* **Records to process**
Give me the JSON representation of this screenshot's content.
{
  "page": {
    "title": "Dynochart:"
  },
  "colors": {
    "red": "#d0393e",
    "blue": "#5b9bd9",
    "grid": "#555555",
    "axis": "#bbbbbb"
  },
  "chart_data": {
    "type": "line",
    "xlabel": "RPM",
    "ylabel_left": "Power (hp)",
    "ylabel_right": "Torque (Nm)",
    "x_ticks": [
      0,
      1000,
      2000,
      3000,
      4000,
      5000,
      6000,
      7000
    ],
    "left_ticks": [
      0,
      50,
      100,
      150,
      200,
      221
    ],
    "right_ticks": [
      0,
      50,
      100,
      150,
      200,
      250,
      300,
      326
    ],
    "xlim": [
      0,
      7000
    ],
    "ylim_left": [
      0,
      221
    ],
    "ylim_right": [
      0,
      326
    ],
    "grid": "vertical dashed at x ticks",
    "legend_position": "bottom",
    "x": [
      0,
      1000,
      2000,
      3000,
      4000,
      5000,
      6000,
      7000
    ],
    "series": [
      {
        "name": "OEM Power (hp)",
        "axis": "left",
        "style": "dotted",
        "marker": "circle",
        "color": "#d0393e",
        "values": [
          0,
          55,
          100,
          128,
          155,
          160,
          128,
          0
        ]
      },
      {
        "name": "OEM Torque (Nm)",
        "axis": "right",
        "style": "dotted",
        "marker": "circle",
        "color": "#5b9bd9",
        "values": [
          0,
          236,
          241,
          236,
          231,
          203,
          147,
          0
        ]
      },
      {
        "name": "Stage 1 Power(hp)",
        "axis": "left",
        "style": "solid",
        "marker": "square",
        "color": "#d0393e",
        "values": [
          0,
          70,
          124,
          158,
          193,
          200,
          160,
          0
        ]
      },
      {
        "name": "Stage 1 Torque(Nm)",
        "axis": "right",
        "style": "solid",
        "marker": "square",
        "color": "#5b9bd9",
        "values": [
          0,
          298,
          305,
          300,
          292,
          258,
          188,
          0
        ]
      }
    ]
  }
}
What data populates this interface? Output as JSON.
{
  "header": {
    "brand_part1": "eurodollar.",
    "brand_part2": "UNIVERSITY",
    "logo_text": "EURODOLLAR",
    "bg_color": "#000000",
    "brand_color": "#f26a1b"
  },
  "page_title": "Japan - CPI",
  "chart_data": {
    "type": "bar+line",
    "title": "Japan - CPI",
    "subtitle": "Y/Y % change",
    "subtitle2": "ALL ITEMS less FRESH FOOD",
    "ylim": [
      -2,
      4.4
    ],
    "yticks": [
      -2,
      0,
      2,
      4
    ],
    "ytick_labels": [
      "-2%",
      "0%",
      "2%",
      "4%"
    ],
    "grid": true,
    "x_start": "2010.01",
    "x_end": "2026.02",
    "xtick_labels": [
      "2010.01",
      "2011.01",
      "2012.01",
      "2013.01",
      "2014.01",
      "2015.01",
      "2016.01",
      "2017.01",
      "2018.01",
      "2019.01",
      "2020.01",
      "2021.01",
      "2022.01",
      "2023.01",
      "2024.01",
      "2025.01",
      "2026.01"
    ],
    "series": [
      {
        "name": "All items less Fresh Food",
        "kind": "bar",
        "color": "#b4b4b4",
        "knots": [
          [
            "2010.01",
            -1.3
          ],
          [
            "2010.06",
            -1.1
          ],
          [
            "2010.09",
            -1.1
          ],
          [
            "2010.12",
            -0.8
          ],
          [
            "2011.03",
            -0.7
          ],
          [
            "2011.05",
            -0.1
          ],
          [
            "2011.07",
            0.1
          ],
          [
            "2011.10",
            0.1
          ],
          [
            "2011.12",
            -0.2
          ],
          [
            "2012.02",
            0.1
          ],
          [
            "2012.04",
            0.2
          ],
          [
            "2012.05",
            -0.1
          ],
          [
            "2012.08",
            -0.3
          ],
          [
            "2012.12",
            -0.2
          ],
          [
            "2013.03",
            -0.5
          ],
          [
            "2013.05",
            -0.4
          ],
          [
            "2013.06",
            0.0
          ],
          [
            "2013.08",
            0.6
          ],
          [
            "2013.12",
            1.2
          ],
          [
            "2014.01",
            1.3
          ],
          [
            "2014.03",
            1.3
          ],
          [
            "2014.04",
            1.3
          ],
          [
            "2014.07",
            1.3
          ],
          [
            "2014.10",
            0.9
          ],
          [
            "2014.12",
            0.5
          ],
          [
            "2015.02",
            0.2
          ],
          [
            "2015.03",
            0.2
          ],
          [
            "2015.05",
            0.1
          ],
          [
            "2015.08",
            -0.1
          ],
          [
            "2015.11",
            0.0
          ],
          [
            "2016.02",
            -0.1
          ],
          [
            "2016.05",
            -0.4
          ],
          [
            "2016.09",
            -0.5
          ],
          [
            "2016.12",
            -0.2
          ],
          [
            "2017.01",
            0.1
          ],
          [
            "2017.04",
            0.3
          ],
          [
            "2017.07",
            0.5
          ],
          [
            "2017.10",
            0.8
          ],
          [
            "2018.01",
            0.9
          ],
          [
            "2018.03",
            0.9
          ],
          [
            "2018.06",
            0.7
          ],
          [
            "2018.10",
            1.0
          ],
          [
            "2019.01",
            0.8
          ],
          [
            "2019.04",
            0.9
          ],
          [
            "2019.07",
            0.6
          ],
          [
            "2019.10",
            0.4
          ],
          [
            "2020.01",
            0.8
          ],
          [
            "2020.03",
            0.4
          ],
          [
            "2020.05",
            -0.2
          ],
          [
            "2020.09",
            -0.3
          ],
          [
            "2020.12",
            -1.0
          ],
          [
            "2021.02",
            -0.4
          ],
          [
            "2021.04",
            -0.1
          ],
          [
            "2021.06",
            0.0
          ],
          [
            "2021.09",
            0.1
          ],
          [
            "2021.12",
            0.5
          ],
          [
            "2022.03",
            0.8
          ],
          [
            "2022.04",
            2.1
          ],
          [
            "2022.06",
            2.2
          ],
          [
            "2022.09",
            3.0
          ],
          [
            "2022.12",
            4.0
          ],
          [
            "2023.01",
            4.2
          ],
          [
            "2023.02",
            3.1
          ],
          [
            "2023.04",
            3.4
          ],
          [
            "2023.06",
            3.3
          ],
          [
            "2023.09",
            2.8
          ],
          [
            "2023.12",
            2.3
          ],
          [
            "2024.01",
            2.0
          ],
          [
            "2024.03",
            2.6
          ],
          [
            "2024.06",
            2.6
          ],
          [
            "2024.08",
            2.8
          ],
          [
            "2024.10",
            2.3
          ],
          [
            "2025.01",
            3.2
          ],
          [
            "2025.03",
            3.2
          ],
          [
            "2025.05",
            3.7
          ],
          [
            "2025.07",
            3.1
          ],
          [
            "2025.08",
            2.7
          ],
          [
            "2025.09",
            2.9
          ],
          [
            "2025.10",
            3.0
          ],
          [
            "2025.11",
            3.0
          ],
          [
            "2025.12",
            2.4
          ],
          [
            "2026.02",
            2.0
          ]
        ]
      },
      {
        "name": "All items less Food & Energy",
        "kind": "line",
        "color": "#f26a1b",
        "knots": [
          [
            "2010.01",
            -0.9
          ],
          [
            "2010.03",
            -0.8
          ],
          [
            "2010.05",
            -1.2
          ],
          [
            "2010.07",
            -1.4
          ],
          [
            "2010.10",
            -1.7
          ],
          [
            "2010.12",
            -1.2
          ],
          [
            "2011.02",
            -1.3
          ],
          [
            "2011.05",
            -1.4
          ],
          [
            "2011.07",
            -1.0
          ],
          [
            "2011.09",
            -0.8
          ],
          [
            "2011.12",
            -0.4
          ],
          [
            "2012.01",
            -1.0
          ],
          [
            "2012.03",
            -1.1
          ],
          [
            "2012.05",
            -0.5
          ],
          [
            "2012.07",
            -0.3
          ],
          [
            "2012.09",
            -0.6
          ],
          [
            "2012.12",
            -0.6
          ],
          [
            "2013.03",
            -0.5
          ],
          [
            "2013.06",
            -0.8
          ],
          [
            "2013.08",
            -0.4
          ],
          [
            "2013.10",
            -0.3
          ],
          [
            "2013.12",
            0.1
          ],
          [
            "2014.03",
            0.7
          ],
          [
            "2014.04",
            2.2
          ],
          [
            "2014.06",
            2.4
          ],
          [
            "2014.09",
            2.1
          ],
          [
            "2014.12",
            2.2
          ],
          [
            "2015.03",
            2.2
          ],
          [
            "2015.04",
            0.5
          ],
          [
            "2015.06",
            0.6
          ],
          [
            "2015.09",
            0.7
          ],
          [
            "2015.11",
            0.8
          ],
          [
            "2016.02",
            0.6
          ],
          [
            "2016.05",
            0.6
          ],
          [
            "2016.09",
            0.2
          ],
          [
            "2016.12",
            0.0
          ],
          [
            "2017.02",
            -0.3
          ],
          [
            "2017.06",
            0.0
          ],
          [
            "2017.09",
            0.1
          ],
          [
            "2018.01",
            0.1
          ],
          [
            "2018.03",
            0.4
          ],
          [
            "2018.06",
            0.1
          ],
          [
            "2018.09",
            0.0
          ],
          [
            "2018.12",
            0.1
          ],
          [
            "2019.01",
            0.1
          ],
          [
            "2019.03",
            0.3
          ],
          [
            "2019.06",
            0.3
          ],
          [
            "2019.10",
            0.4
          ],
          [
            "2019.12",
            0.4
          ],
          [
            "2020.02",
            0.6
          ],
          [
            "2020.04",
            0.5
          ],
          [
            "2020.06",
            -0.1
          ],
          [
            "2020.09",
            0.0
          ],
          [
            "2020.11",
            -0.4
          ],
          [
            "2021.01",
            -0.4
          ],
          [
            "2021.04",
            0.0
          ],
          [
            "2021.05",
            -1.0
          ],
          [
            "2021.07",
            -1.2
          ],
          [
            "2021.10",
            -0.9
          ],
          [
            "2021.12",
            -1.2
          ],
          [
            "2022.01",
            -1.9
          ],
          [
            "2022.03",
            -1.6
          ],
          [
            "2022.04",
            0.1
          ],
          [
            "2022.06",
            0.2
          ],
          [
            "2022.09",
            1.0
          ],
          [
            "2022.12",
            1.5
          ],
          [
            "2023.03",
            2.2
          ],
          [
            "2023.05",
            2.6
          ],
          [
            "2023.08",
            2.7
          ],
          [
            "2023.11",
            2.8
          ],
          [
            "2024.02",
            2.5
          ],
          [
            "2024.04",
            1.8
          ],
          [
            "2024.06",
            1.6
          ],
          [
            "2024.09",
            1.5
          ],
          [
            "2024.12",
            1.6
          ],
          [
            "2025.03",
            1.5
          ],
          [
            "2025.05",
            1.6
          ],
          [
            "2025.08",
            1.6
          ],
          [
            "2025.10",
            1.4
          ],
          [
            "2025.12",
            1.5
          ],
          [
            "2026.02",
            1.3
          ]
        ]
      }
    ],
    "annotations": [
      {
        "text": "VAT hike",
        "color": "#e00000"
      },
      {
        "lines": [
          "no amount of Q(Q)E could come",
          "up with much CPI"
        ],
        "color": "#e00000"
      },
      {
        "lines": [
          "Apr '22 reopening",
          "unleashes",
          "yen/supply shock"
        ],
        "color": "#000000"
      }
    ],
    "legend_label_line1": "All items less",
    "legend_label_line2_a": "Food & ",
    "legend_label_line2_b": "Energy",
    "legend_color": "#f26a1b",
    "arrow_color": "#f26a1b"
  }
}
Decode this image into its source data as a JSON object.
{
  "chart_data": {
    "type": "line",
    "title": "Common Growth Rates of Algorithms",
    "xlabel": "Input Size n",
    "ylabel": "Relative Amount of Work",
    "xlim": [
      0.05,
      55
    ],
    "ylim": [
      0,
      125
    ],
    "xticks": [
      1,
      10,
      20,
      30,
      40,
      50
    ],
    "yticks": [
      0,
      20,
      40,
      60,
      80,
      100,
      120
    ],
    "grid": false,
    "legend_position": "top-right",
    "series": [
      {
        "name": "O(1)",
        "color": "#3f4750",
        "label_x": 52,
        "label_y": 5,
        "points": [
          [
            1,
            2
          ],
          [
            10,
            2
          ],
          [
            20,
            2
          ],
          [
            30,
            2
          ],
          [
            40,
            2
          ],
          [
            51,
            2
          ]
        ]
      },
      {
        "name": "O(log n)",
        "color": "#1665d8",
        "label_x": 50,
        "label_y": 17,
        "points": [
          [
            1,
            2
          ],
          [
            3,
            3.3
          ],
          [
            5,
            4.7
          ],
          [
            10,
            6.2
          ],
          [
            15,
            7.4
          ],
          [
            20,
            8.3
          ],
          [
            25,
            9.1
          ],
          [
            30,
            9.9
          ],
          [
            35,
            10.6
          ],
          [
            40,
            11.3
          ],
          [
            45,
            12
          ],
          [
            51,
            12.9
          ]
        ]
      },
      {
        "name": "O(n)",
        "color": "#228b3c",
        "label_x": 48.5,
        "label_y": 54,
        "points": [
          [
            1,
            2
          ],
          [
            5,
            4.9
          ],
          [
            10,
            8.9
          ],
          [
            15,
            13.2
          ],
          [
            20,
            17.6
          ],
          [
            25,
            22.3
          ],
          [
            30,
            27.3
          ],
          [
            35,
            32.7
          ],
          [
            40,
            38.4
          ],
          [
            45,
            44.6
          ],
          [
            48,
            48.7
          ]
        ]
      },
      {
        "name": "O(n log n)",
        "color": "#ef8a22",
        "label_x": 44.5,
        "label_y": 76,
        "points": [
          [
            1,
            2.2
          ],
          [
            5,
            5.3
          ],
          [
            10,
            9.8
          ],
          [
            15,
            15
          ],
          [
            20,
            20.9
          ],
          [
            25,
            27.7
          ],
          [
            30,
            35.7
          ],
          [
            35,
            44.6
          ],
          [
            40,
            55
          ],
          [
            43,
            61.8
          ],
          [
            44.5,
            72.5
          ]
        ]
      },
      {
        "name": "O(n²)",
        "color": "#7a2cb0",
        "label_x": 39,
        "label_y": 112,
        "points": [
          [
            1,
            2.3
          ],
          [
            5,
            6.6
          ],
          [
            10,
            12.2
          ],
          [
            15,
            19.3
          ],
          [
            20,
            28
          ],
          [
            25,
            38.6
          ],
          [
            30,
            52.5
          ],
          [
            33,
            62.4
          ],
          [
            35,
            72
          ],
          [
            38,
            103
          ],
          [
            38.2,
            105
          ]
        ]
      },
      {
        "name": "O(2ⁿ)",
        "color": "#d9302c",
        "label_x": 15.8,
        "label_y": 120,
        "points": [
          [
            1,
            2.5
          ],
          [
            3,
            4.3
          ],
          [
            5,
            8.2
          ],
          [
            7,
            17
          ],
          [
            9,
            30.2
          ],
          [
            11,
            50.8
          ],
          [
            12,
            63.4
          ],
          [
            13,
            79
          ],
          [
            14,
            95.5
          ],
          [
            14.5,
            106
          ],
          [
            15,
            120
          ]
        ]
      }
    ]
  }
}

* **Work required**
Looking at the data above, show all lines where the word "less" occurs.

* **Result below**
    "subtitle2": "ALL ITEMS less FRESH FOOD",
        "name": "All items less Fresh Food",
        "name": "All items less Food & Energy",
    "legend_label_line1": "All items less",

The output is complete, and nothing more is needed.